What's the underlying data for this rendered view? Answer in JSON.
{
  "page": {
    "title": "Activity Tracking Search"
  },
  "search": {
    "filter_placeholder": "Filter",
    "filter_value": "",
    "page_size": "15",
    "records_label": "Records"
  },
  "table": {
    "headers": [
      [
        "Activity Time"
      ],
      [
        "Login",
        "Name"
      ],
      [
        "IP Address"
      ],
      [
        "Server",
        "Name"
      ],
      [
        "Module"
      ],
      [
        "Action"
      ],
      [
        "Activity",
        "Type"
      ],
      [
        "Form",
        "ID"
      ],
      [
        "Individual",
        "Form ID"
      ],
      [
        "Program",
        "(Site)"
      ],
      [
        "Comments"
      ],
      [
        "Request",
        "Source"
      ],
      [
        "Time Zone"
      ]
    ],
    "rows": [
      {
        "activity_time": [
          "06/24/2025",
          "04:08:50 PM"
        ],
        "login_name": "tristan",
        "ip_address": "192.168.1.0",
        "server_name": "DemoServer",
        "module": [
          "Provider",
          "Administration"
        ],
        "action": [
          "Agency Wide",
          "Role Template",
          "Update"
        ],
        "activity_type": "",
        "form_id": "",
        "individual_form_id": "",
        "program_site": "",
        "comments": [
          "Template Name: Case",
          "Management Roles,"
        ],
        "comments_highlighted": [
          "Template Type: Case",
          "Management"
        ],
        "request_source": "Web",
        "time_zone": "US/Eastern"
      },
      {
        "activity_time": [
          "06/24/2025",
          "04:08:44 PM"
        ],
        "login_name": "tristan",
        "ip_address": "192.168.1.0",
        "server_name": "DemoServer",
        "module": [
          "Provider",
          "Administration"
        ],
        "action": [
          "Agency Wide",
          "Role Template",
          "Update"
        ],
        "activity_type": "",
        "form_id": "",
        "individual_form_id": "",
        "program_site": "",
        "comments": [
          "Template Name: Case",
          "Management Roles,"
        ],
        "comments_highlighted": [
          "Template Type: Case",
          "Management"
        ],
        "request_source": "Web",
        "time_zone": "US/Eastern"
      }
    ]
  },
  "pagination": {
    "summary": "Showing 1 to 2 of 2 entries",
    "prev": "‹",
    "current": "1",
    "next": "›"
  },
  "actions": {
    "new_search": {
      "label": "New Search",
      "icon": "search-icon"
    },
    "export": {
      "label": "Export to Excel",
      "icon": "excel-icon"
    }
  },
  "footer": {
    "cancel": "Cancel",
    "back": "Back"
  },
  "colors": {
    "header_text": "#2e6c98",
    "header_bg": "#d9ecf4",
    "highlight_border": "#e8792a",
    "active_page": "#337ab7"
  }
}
▬▬▬
# TASK BRIEF
Generate an exact reproduction of all entries.

# WRITTEN ANSWER
What's the underlying data for this rendered view? Answer in JSON.
{
  "page": {
    "title": "Activity Tracking Search"
  },
  "search": {
    "filter_placeholder": "Filter",
    "filter_value": "",
    "page_size": "15",
    "records_label": "Records"
  },
  "table": {
    "headers": [
      [
        "Activity Time"
      ],
      [
        "Login",
        "Name"
      ],
      [
        "IP Address"
      ],
      [
        "Server",
        "Name"
      ],
      [
        "Module"
      ],
      [
        "Action"
      ],
      [
        "Activity",
        "Type"
      ],
      [
        "Form",
        "ID"
      ],
      [
        "Individual",
        "Form ID"
      ],
      [
        "Program",
        "(Site)"
      ],
      [
        "Comments"
      ],
      [
        "Request",
        "Source"
      ],
      [
        "Time Zone"
      ]
    ],
    "rows": [
      {
        "activity_time": [
          "06/24/2025",
          "04:08:50 PM"
        ],
        "login_name": "tristan",
        "ip_address": "192.168.1.0",
        "server_name": "DemoServer",
        "module": [
          "Provider",
          "Administration"
        ],
        "action": [
          "Agency Wide",
          "Role Template",
          "Update"
        ],
        "activity_type": "",
        "form_id": "",
        "individual_form_id": "",
        "program_site": "",
        "comments": [
          "Template Name: Case",
          "Management Roles,"
        ],
        "comments_highlighted": [
          "Template Type: Case",
          "Management"
        ],
        "request_source": "Web",
        "time_zone": "US/Eastern"
      },
      {
        "activity_time": [
          "06/24/2025",
          "04:08:44 PM"
        ],
        "login_name": "tristan",
        "ip_address": "192.168.1.0",
        "server_name": "DemoServer",
        "module": [
          "Provider",
          "Administration"
        ],
        "action": [
          "Agency Wide",
          "Role Template",
          "Update"
        ],
        "activity_type": "",
        "form_id": "",
        "individual_form_id": "",
        "program_site": "",
        "comments": [
          "Template Name: Case",
          "Management Roles,"
        ],
        "comments_highlighted": [
          "Template Type: Case",
          "Management"
        ],
        "request_source": "Web",
        "time_zone": "US/Eastern"
      }
    ]
  },
  "pagination": {
    "summary": "Showing 1 to 2 of 2 entries",
    "prev": "‹",
    "current": "1",
    "next": "›"
  },
  "actions": {
    "new_search": {
      "label": "New Search",
      "icon": "search-icon"
    },
    "export": {
      "label": "Export to Excel",
      "icon": "excel-icon"
    }
  },
  "footer": {
    "cancel": "Cancel",
    "back": "Back"
  },
  "colors": {
    "header_text": "#2e6c98",
    "header_bg": "#d9ecf4",
    "highlight_border": "#e8792a",
    "active_page": "#337ab7"
  }
}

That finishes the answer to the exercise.